Source data ::
[BEGIN]

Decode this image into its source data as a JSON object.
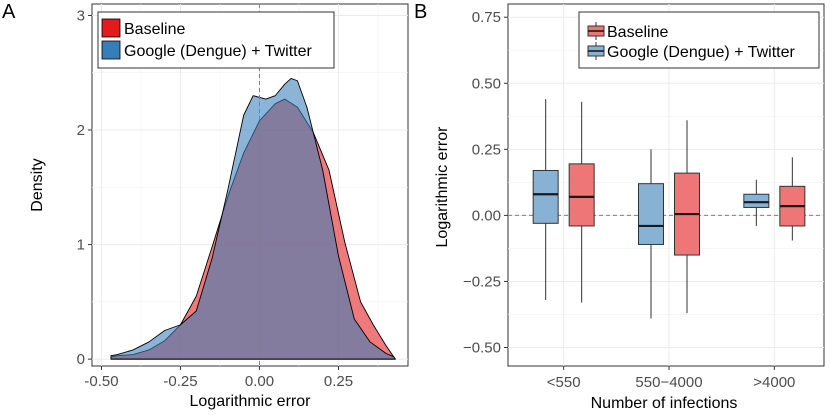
{
  "chart_data": [
    {
      "panel": "A",
      "type": "area",
      "title": "",
      "xlabel": "Logarithmic error",
      "ylabel": "Density",
      "xlim": [
        -0.53,
        0.47
      ],
      "ylim": [
        -0.06,
        3.1
      ],
      "xticks": [
        -0.5,
        -0.25,
        0.0,
        0.25
      ],
      "xtick_labels": [
        "-0.50",
        "-0.25",
        "0.00",
        "0.25"
      ],
      "yticks": [
        0,
        1,
        2,
        3
      ],
      "ytick_labels": [
        "0",
        "1",
        "2",
        "3"
      ],
      "grid": true,
      "reference_line_x": 0,
      "legend_position": "top-left",
      "series": [
        {
          "name": "Baseline",
          "color": "#e41a1c",
          "x": [
            -0.47,
            -0.45,
            -0.4,
            -0.35,
            -0.3,
            -0.25,
            -0.2,
            -0.15,
            -0.1,
            -0.05,
            0.0,
            0.05,
            0.08,
            0.12,
            0.17,
            0.22,
            0.27,
            0.32,
            0.36,
            0.4,
            0.425,
            0.43
          ],
          "y": [
            0.02,
            0.03,
            0.04,
            0.08,
            0.16,
            0.3,
            0.55,
            0.98,
            1.42,
            1.8,
            2.08,
            2.23,
            2.27,
            2.2,
            1.98,
            1.65,
            1.02,
            0.5,
            0.3,
            0.12,
            0.02,
            0.0
          ]
        },
        {
          "name": "Google (Dengue) + Twitter",
          "color": "#377eb8",
          "x": [
            -0.47,
            -0.45,
            -0.4,
            -0.35,
            -0.3,
            -0.25,
            -0.2,
            -0.15,
            -0.1,
            -0.05,
            -0.02,
            0.02,
            0.05,
            0.08,
            0.1,
            0.12,
            0.15,
            0.2,
            0.25,
            0.3,
            0.35,
            0.4,
            0.425,
            0.43
          ],
          "y": [
            0.03,
            0.04,
            0.08,
            0.15,
            0.25,
            0.3,
            0.42,
            0.88,
            1.48,
            2.13,
            2.3,
            2.27,
            2.3,
            2.4,
            2.45,
            2.43,
            2.2,
            1.65,
            0.9,
            0.35,
            0.15,
            0.05,
            0.02,
            0.0
          ]
        }
      ]
    },
    {
      "panel": "B",
      "type": "box",
      "title": "",
      "xlabel": "Number of infections",
      "ylabel": "Logarithmic error",
      "categories": [
        "<550",
        "550−4000",
        ">4000"
      ],
      "ylim": [
        -0.5,
        0.75
      ],
      "yticks": [
        -0.5,
        -0.25,
        0.0,
        0.25,
        0.5,
        0.75
      ],
      "ytick_labels": [
        "−0.50",
        "−0.25",
        "0.00",
        "0.25",
        "0.50",
        "0.75"
      ],
      "grid": true,
      "reference_line_y": 0,
      "legend_position": "top-right",
      "series": [
        {
          "name": "Baseline",
          "color": "#e41a1c",
          "boxes": [
            {
              "category": "<550",
              "min": -0.33,
              "q1": -0.04,
              "median": 0.07,
              "q3": 0.195,
              "max": 0.43
            },
            {
              "category": "550−4000",
              "min": -0.37,
              "q1": -0.15,
              "median": 0.005,
              "q3": 0.16,
              "max": 0.36
            },
            {
              "category": ">4000",
              "min": -0.095,
              "q1": -0.04,
              "median": 0.035,
              "q3": 0.11,
              "max": 0.22
            }
          ]
        },
        {
          "name": "Google (Dengue) + Twitter",
          "color": "#377eb8",
          "boxes": [
            {
              "category": "<550",
              "min": -0.32,
              "q1": -0.03,
              "median": 0.08,
              "q3": 0.17,
              "max": 0.44
            },
            {
              "category": "550−4000",
              "min": -0.39,
              "q1": -0.11,
              "median": -0.04,
              "q3": 0.12,
              "max": 0.25
            },
            {
              "category": ">4000",
              "min": -0.04,
              "q1": 0.03,
              "median": 0.05,
              "q3": 0.08,
              "max": 0.135
            }
          ]
        }
      ]
    }
  ]
}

[END]

Given task ::
Would you set down the listing exactly, omitting pictures?

Solution ::
Decode this image into its source data as a JSON object.
{
  "chart_data": [
    {
      "panel": "A",
      "type": "area",
      "title": "",
      "xlabel": "Logarithmic error",
      "ylabel": "Density",
      "xlim": [
        -0.53,
        0.47
      ],
      "ylim": [
        -0.06,
        3.1
      ],
      "xticks": [
        -0.5,
        -0.25,
        0.0,
        0.25
      ],
      "xtick_labels": [
        "-0.50",
        "-0.25",
        "0.00",
        "0.25"
      ],
      "yticks": [
        0,
        1,
        2,
        3
      ],
      "ytick_labels": [
        "0",
        "1",
        "2",
        "3"
      ],
      "grid": true,
      "reference_line_x": 0,
      "legend_position": "top-left",
      "series": [
        {
          "name": "Baseline",
          "color": "#e41a1c",
          "x": [
            -0.47,
            -0.45,
            -0.4,
            -0.35,
            -0.3,
            -0.25,
            -0.2,
            -0.15,
            -0.1,
            -0.05,
            0.0,
            0.05,
            0.08,
            0.12,
            0.17,
            0.22,
            0.27,
            0.32,
            0.36,
            0.4,
            0.425,
            0.43
          ],
          "y": [
            0.02,
            0.03,
            0.04,
            0.08,
            0.16,
            0.3,
            0.55,
            0.98,
            1.42,
            1.8,
            2.08,
            2.23,
            2.27,
            2.2,
            1.98,
            1.65,
            1.02,
            0.5,
            0.3,
            0.12,
            0.02,
            0.0
          ]
        },
        {
          "name": "Google (Dengue) + Twitter",
          "color": "#377eb8",
          "x": [
            -0.47,
            -0.45,
            -0.4,
            -0.35,
            -0.3,
            -0.25,
            -0.2,
            -0.15,
            -0.1,
            -0.05,
            -0.02,
            0.02,
            0.05,
            0.08,
            0.1,
            0.12,
            0.15,
            0.2,
            0.25,
            0.3,
            0.35,
            0.4,
            0.425,
            0.43
          ],
          "y": [
            0.03,
            0.04,
            0.08,
            0.15,
            0.25,
            0.3,
            0.42,
            0.88,
            1.48,
            2.13,
            2.3,
            2.27,
            2.3,
            2.4,
            2.45,
            2.43,
            2.2,
            1.65,
            0.9,
            0.35,
            0.15,
            0.05,
            0.02,
            0.0
          ]
        }
      ]
    },
    {
      "panel": "B",
      "type": "box",
      "title": "",
      "xlabel": "Number of infections",
      "ylabel": "Logarithmic error",
      "categories": [
        "<550",
        "550−4000",
        ">4000"
      ],
      "ylim": [
        -0.5,
        0.75
      ],
      "yticks": [
        -0.5,
        -0.25,
        0.0,
        0.25,
        0.5,
        0.75
      ],
      "ytick_labels": [
        "−0.50",
        "−0.25",
        "0.00",
        "0.25",
        "0.50",
        "0.75"
      ],
      "grid": true,
      "reference_line_y": 0,
      "legend_position": "top-right",
      "series": [
        {
          "name": "Baseline",
          "color": "#e41a1c",
          "boxes": [
            {
              "category": "<550",
              "min": -0.33,
              "q1": -0.04,
              "median": 0.07,
              "q3": 0.195,
              "max": 0.43
            },
            {
              "category": "550−4000",
              "min": -0.37,
              "q1": -0.15,
              "median": 0.005,
              "q3": 0.16,
              "max": 0.36
            },
            {
              "category": ">4000",
              "min": -0.095,
              "q1": -0.04,
              "median": 0.035,
              "q3": 0.11,
              "max": 0.22
            }
          ]
        },
        {
          "name": "Google (Dengue) + Twitter",
          "color": "#377eb8",
          "boxes": [
            {
              "category": "<550",
              "min": -0.32,
              "q1": -0.03,
              "median": 0.08,
              "q3": 0.17,
              "max": 0.44
            },
            {
              "category": "550−4000",
              "min": -0.39,
              "q1": -0.11,
              "median": -0.04,
              "q3": 0.12,
              "max": 0.25
            },
            {
              "category": ">4000",
              "min": -0.04,
              "q1": 0.03,
              "median": 0.05,
              "q3": 0.08,
              "max": 0.135
            }
          ]
        }
      ]
    }
  ]
}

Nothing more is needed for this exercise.